Your answer should be a single number: the count of lines that hold the word "screenshot".

## begin Data supplied

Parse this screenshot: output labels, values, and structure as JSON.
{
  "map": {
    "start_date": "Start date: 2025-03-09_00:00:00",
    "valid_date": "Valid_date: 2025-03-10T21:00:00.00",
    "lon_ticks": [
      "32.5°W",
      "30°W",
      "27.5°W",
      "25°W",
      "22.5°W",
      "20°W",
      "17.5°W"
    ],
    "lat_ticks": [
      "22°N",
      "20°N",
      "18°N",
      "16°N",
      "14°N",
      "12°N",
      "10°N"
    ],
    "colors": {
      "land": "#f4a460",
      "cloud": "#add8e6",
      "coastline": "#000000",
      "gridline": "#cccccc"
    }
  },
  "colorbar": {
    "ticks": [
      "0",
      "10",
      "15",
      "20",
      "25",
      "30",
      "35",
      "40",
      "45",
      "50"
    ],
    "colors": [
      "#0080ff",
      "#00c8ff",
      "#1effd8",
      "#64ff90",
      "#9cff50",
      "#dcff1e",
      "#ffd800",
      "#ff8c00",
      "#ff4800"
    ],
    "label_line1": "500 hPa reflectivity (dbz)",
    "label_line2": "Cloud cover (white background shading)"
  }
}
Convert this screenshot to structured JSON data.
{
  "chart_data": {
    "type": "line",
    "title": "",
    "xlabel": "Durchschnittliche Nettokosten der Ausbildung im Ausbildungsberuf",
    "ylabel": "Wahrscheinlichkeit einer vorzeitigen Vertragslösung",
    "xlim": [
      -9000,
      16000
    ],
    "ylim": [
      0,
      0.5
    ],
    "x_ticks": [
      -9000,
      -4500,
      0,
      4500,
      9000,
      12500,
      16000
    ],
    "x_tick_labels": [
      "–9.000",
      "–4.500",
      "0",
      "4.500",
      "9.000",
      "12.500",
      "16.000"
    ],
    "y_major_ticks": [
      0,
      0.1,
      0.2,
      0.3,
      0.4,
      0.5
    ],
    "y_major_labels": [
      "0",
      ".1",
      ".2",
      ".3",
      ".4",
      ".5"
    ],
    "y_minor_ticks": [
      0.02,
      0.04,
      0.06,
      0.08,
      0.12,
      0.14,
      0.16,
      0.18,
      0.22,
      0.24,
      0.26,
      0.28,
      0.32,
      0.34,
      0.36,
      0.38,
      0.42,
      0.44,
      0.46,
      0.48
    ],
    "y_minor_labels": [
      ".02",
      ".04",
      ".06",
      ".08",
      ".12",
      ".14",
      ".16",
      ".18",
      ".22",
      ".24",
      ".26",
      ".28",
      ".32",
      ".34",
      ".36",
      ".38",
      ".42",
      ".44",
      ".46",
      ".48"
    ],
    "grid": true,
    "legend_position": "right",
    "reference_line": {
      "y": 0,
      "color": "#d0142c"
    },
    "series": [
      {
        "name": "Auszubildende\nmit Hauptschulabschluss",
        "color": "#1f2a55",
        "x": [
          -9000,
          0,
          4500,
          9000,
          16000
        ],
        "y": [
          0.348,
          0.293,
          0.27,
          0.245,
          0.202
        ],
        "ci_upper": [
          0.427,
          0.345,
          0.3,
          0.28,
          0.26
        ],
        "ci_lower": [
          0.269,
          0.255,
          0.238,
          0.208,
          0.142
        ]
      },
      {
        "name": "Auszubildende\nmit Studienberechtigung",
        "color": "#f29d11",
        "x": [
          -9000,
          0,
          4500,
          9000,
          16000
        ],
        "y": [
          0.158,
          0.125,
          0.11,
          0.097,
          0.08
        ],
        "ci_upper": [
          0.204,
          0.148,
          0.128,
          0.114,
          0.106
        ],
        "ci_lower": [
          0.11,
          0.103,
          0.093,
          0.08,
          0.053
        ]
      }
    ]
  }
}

## end Data supplied

• _Correct result_: 2